> **Problem**: Reproduce the listing below in its entirety. Change nothing.

> **Rows**:

........

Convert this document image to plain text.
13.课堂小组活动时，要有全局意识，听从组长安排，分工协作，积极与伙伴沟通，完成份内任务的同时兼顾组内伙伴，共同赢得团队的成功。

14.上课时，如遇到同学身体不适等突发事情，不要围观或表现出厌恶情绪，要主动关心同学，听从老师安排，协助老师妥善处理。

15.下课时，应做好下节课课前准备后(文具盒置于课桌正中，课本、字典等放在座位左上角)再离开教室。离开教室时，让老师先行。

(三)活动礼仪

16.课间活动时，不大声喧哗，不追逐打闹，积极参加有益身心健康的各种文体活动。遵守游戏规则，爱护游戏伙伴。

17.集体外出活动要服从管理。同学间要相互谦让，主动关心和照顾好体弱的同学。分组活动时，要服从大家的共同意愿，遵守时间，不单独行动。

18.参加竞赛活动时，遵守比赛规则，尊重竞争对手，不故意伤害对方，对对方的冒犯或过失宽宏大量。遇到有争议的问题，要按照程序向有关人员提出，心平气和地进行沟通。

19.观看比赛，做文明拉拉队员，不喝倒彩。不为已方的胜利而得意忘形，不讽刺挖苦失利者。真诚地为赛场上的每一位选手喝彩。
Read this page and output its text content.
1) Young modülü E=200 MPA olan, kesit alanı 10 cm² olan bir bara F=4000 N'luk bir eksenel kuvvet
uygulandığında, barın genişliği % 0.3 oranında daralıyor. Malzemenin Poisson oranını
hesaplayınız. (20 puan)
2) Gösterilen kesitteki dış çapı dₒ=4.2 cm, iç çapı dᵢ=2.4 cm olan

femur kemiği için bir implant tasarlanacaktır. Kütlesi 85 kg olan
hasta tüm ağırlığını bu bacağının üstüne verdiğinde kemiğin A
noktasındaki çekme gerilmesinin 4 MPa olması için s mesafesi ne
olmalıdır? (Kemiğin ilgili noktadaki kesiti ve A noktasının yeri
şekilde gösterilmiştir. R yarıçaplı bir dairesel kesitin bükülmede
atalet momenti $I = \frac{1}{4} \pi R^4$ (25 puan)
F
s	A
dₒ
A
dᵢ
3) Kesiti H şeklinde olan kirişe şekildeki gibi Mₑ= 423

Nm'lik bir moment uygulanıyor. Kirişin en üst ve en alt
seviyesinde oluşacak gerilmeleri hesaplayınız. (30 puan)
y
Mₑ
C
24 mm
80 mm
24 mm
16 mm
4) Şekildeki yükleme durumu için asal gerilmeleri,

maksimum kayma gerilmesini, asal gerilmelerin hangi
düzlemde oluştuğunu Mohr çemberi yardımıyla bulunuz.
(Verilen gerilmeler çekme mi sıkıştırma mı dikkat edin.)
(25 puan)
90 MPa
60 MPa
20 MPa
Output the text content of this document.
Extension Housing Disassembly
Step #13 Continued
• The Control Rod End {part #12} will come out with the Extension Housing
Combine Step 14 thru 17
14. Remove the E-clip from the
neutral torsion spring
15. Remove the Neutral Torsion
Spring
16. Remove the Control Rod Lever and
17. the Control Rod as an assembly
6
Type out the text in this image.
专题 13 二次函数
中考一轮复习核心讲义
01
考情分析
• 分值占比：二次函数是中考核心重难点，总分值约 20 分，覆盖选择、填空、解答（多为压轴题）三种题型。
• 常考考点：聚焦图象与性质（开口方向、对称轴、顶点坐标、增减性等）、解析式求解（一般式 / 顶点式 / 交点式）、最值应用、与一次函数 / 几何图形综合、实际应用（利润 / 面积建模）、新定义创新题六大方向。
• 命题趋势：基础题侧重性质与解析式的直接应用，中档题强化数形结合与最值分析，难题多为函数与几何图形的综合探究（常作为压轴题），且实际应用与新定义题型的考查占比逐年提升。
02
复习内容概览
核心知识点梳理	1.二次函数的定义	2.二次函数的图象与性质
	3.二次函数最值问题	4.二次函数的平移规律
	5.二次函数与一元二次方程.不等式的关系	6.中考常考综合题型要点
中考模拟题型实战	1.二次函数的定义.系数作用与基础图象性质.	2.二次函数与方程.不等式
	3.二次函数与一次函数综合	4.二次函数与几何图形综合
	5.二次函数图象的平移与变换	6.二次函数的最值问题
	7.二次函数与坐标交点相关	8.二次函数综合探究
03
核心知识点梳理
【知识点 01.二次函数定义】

........

> **Response**:
Convert this document image to plain text.
13.课堂小组活动时，要有全局意识，听从组长安排，分工协作，积极与伙伴沟通，完成份内任务的同时兼顾组内伙伴，共同赢得团队的成功。

14.上课时，如遇到同学身体不适等突发事情，不要围观或表现出厌恶情绪，要主动关心同学，听从老师安排，协助老师妥善处理。

15.下课时，应做好下节课课前准备后(文具盒置于课桌正中，课本、字典等放在座位左上角)再离开教室。离开教室时，让老师先行。

(三)活动礼仪

16.课间活动时，不大声喧哗，不追逐打闹，积极参加有益身心健康的各种文体活动。遵守游戏规则，爱护游戏伙伴。

17.集体外出活动要服从管理。同学间要相互谦让，主动关心和照顾好体弱的同学。分组活动时，要服从大家的共同意愿，遵守时间，不单独行动。

18.参加竞赛活动时，遵守比赛规则，尊重竞争对手，不故意伤害对方，对对方的冒犯或过失宽宏大量。遇到有争议的问题，要按照程序向有关人员提出，心平气和地进行沟通。

19.观看比赛，做文明拉拉队员，不喝倒彩。不为已方的胜利而得意忘形，不讽刺挖苦失利者。真诚地为赛场上的每一位选手喝彩。
Read this page and output its text content.
1) Young modülü E=200 MPA olan, kesit alanı 10 cm² olan bir bara F=4000 N'luk bir eksenel kuvvet
uygulandığında, barın genişliği % 0.3 oranında daralıyor. Malzemenin Poisson oranını
hesaplayınız. (20 puan)
2) Gösterilen kesitteki dış çapı dₒ=4.2 cm, iç çapı dᵢ=2.4 cm olan

femur kemiği için bir implant tasarlanacaktır. Kütlesi 85 kg olan
hasta tüm ağırlığını bu bacağının üstüne verdiğinde kemiğin A
noktasındaki çekme gerilmesinin 4 MPa olması için s mesafesi ne
olmalıdır? (Kemiğin ilgili noktadaki kesiti ve A noktasının yeri
şekilde gösterilmiştir. R yarıçaplı bir dairesel kesitin bükülmede
atalet momenti $I = \frac{1}{4} \pi R^4$ (25 puan)
F
s	A
dₒ
A
dᵢ
3) Kesiti H şeklinde olan kirişe şekildeki gibi Mₑ= 423

Nm'lik bir moment uygulanıyor. Kirişin en üst ve en alt
seviyesinde oluşacak gerilmeleri hesaplayınız. (30 puan)
y
Mₑ
C
24 mm
80 mm
24 mm
16 mm
4) Şekildeki yükleme durumu için asal gerilmeleri,

maksimum kayma gerilmesini, asal gerilmelerin hangi
düzlemde oluştuğunu Mohr çemberi yardımıyla bulunuz.
(Verilen gerilmeler çekme mi sıkıştırma mı dikkat edin.)
(25 puan)
90 MPa
60 MPa
20 MPa
Output the text content of this document.
Extension Housing Disassembly
Step #13 Continued
• The Control Rod End {part #12} will come out with the Extension Housing
Combine Step 14 thru 17
14. Remove the E-clip from the
neutral torsion spring
15. Remove the Neutral Torsion
Spring
16. Remove the Control Rod Lever and
17. the Control Rod as an assembly
6
Type out the text in this image.
专题 13 二次函数
中考一轮复习核心讲义
01
考情分析
• 分值占比：二次函数是中考核心重难点，总分值约 20 分，覆盖选择、填空、解答（多为压轴题）三种题型。
• 常考考点：聚焦图象与性质（开口方向、对称轴、顶点坐标、增减性等）、解析式求解（一般式 / 顶点式 / 交点式）、最值应用、与一次函数 / 几何图形综合、实际应用（利润 / 面积建模）、新定义创新题六大方向。
• 命题趋势：基础题侧重性质与解析式的直接应用，中档题强化数形结合与最值分析，难题多为函数与几何图形的综合探究（常作为压轴题），且实际应用与新定义题型的考查占比逐年提升。
02
复习内容概览
核心知识点梳理	1.二次函数的定义	2.二次函数的图象与性质
	3.二次函数最值问题	4.二次函数的平移规律
	5.二次函数与一元二次方程.不等式的关系	6.中考常考综合题型要点
中考模拟题型实战	1.二次函数的定义.系数作用与基础图象性质.	2.二次函数与方程.不等式
	3.二次函数与一次函数综合	4.二次函数与几何图形综合
	5.二次函数图象的平移与变换	6.二次函数的最值问题
	7.二次函数与坐标交点相关	8.二次函数综合探究
03
核心知识点梳理
【知识点 01.二次函数定义】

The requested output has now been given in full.